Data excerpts
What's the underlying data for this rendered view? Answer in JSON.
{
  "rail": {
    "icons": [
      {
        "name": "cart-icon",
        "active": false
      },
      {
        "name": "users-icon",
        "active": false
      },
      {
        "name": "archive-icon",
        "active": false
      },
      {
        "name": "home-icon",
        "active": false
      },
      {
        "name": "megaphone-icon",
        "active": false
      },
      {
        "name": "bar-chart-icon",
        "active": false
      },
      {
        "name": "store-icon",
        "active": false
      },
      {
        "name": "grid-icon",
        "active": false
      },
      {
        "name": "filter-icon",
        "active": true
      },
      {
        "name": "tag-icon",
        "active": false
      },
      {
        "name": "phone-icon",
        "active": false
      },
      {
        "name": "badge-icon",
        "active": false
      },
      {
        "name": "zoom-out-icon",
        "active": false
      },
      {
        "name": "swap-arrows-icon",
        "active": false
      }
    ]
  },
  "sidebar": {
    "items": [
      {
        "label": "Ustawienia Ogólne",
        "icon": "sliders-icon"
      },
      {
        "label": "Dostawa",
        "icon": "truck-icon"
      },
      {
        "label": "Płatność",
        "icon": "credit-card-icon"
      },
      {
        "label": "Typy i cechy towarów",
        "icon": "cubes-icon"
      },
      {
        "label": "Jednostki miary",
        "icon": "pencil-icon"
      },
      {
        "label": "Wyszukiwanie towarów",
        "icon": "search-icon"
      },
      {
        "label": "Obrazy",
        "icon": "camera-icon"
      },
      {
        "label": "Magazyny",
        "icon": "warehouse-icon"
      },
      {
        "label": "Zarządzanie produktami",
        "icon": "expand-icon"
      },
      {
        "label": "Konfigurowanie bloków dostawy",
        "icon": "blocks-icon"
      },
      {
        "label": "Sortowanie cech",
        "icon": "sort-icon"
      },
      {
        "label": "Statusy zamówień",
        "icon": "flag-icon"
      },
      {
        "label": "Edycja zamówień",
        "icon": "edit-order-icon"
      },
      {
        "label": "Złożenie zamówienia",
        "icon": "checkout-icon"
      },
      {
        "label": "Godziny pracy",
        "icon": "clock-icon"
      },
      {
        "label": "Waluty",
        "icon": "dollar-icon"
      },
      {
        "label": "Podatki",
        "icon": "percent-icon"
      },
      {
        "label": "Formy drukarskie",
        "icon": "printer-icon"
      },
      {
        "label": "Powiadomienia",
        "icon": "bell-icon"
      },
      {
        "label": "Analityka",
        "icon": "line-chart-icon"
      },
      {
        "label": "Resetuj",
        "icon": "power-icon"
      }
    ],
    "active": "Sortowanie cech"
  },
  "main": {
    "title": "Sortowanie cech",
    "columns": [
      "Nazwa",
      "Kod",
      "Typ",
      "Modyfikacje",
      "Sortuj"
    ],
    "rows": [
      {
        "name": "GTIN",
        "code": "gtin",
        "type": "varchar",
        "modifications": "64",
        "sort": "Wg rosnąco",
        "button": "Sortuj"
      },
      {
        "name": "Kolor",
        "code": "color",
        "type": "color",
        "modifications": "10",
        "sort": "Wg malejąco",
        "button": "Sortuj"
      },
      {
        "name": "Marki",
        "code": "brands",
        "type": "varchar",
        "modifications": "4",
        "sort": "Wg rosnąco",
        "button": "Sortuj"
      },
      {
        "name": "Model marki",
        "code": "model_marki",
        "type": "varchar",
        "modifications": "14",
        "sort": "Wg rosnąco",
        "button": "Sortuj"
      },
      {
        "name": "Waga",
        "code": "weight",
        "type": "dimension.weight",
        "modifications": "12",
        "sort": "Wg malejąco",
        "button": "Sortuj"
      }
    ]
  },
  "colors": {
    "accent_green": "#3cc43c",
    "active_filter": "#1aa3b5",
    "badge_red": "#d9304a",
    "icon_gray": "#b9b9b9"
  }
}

__Your task__. Retype the entries one by one, exactly.

__Expected answer__.
What's the underlying data for this rendered view? Answer in JSON.
{
  "rail": {
    "icons": [
      {
        "name": "cart-icon",
        "active": false
      },
      {
        "name": "users-icon",
        "active": false
      },
      {
        "name": "archive-icon",
        "active": false
      },
      {
        "name": "home-icon",
        "active": false
      },
      {
        "name": "megaphone-icon",
        "active": false
      },
      {
        "name": "bar-chart-icon",
        "active": false
      },
      {
        "name": "store-icon",
        "active": false
      },
      {
        "name": "grid-icon",
        "active": false
      },
      {
        "name": "filter-icon",
        "active": true
      },
      {
        "name": "tag-icon",
        "active": false
      },
      {
        "name": "phone-icon",
        "active": false
      },
      {
        "name": "badge-icon",
        "active": false
      },
      {
        "name": "zoom-out-icon",
        "active": false
      },
      {
        "name": "swap-arrows-icon",
        "active": false
      }
    ]
  },
  "sidebar": {
    "items": [
      {
        "label": "Ustawienia Ogólne",
        "icon": "sliders-icon"
      },
      {
        "label": "Dostawa",
        "icon": "truck-icon"
      },
      {
        "label": "Płatność",
        "icon": "credit-card-icon"
      },
      {
        "label": "Typy i cechy towarów",
        "icon": "cubes-icon"
      },
      {
        "label": "Jednostki miary",
        "icon": "pencil-icon"
      },
      {
        "label": "Wyszukiwanie towarów",
        "icon": "search-icon"
      },
      {
        "label": "Obrazy",
        "icon": "camera-icon"
      },
      {
        "label": "Magazyny",
        "icon": "warehouse-icon"
      },
      {
        "label": "Zarządzanie produktami",
        "icon": "expand-icon"
      },
      {
        "label": "Konfigurowanie bloków dostawy",
        "icon": "blocks-icon"
      },
      {
        "label": "Sortowanie cech",
        "icon": "sort-icon"
      },
      {
        "label": "Statusy zamówień",
        "icon": "flag-icon"
      },
      {
        "label": "Edycja zamówień",
        "icon": "edit-order-icon"
      },
      {
        "label": "Złożenie zamówienia",
        "icon": "checkout-icon"
      },
      {
        "label": "Godziny pracy",
        "icon": "clock-icon"
      },
      {
        "label": "Waluty",
        "icon": "dollar-icon"
      },
      {
        "label": "Podatki",
        "icon": "percent-icon"
      },
      {
        "label": "Formy drukarskie",
        "icon": "printer-icon"
      },
      {
        "label": "Powiadomienia",
        "icon": "bell-icon"
      },
      {
        "label": "Analityka",
        "icon": "line-chart-icon"
      },
      {
        "label": "Resetuj",
        "icon": "power-icon"
      }
    ],
    "active": "Sortowanie cech"
  },
  "main": {
    "title": "Sortowanie cech",
    "columns": [
      "Nazwa",
      "Kod",
      "Typ",
      "Modyfikacje",
      "Sortuj"
    ],
    "rows": [
      {
        "name": "GTIN",
        "code": "gtin",
        "type": "varchar",
        "modifications": "64",
        "sort": "Wg rosnąco",
        "button": "Sortuj"
      },
      {
        "name": "Kolor",
        "code": "color",
        "type": "color",
        "modifications": "10",
        "sort": "Wg malejąco",
        "button": "Sortuj"
      },
      {
        "name": "Marki",
        "code": "brands",
        "type": "varchar",
        "modifications": "4",
        "sort": "Wg rosnąco",
        "button": "Sortuj"
      },
      {
        "name": "Model marki",
        "code": "model_marki",
        "type": "varchar",
        "modifications": "14",
        "sort": "Wg rosnąco",
        "button": "Sortuj"
      },
      {
        "name": "Waga",
        "code": "weight",
        "type": "dimension.weight",
        "modifications": "12",
        "sort": "Wg malejąco",
        "button": "Sortuj"
      }
    ]
  },
  "colors": {
    "accent_green": "#3cc43c",
    "active_filter": "#1aa3b5",
    "badge_red": "#d9304a",
    "icon_gray": "#b9b9b9"
  }
}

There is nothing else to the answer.